Stated goal: Copy out all the entries word for word.

Source material:
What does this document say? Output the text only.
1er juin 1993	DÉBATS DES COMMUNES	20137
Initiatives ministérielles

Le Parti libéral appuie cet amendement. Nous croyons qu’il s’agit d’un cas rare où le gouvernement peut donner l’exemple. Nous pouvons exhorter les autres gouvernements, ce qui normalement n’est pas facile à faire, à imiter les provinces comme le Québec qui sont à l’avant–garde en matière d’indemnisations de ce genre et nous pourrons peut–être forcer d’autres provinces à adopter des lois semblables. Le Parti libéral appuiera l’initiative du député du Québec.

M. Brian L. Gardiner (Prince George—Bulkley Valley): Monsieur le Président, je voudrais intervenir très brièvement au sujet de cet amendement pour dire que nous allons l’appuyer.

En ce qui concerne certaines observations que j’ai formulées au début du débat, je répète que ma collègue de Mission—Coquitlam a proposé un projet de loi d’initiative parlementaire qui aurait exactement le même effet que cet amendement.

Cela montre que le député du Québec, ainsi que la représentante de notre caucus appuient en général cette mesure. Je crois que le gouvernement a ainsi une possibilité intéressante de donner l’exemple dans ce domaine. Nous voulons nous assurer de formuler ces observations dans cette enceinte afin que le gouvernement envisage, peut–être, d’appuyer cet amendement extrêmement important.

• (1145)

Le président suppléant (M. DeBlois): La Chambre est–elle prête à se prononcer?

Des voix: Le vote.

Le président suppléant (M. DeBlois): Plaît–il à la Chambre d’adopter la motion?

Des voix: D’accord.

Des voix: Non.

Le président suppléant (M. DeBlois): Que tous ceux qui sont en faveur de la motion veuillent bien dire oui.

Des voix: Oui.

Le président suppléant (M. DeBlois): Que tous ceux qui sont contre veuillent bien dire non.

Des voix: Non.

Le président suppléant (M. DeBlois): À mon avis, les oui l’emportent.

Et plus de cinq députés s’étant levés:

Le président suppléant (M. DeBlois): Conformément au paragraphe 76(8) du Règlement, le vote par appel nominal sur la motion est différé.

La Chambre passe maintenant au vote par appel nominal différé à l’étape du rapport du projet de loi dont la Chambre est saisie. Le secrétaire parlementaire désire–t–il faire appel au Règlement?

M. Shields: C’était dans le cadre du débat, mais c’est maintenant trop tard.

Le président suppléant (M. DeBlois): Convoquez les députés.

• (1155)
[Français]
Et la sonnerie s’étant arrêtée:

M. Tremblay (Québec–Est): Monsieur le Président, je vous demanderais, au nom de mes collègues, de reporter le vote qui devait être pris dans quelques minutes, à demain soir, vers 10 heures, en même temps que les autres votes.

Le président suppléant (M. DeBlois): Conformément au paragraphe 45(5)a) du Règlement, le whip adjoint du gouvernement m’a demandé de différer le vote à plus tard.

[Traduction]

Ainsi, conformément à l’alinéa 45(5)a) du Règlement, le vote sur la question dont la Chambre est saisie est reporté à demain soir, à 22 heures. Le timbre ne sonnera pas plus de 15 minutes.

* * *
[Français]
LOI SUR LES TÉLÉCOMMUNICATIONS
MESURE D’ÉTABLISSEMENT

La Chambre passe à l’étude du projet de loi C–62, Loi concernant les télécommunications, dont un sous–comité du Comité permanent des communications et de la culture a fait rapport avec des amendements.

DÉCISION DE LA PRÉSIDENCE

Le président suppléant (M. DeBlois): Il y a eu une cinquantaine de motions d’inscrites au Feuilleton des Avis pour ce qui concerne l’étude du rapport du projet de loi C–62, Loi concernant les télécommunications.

Exercise output:
What does this document say? Output the text only.
1er juin 1993	DÉBATS DES COMMUNES	20137
Initiatives ministérielles

Le Parti libéral appuie cet amendement. Nous croyons qu’il s’agit d’un cas rare où le gouvernement peut donner l’exemple. Nous pouvons exhorter les autres gouvernements, ce qui normalement n’est pas facile à faire, à imiter les provinces comme le Québec qui sont à l’avant–garde en matière d’indemnisations de ce genre et nous pourrons peut–être forcer d’autres provinces à adopter des lois semblables. Le Parti libéral appuiera l’initiative du député du Québec.

M. Brian L. Gardiner (Prince George—Bulkley Valley): Monsieur le Président, je voudrais intervenir très brièvement au sujet de cet amendement pour dire que nous allons l’appuyer.

En ce qui concerne certaines observations que j’ai formulées au début du débat, je répète que ma collègue de Mission—Coquitlam a proposé un projet de loi d’initiative parlementaire qui aurait exactement le même effet que cet amendement.

Cela montre que le député du Québec, ainsi que la représentante de notre caucus appuient en général cette mesure. Je crois que le gouvernement a ainsi une possibilité intéressante de donner l’exemple dans ce domaine. Nous voulons nous assurer de formuler ces observations dans cette enceinte afin que le gouvernement envisage, peut–être, d’appuyer cet amendement extrêmement important.

• (1145)

Le président suppléant (M. DeBlois): La Chambre est–elle prête à se prononcer?

Des voix: Le vote.

Le président suppléant (M. DeBlois): Plaît–il à la Chambre d’adopter la motion?

Des voix: D’accord.

Des voix: Non.

Le président suppléant (M. DeBlois): Que tous ceux qui sont en faveur de la motion veuillent bien dire oui.

Des voix: Oui.

Le président suppléant (M. DeBlois): Que tous ceux qui sont contre veuillent bien dire non.

Des voix: Non.

Le président suppléant (M. DeBlois): À mon avis, les oui l’emportent.

Et plus de cinq députés s’étant levés:

Le président suppléant (M. DeBlois): Conformément au paragraphe 76(8) du Règlement, le vote par appel nominal sur la motion est différé.

La Chambre passe maintenant au vote par appel nominal différé à l’étape du rapport du projet de loi dont la Chambre est saisie. Le secrétaire parlementaire désire–t–il faire appel au Règlement?

M. Shields: C’était dans le cadre du débat, mais c’est maintenant trop tard.

Le président suppléant (M. DeBlois): Convoquez les députés.

• (1155)
[Français]
Et la sonnerie s’étant arrêtée:

M. Tremblay (Québec–Est): Monsieur le Président, je vous demanderais, au nom de mes collègues, de reporter le vote qui devait être pris dans quelques minutes, à demain soir, vers 10 heures, en même temps que les autres votes.

Le président suppléant (M. DeBlois): Conformément au paragraphe 45(5)a) du Règlement, le whip adjoint du gouvernement m’a demandé de différer le vote à plus tard.

[Traduction]

Ainsi, conformément à l’alinéa 45(5)a) du Règlement, le vote sur la question dont la Chambre est saisie est reporté à demain soir, à 22 heures. Le timbre ne sonnera pas plus de 15 minutes.

* * *
[Français]
LOI SUR LES TÉLÉCOMMUNICATIONS
MESURE D’ÉTABLISSEMENT

La Chambre passe à l’étude du projet de loi C–62, Loi concernant les télécommunications, dont un sous–comité du Comité permanent des communications et de la culture a fait rapport avec des amendements.

DÉCISION DE LA PRÉSIDENCE

Le président suppléant (M. DeBlois): Il y a eu une cinquantaine de motions d’inscrites au Feuilleton des Avis pour ce qui concerne l’étude du rapport du projet de loi C–62, Loi concernant les télécommunications.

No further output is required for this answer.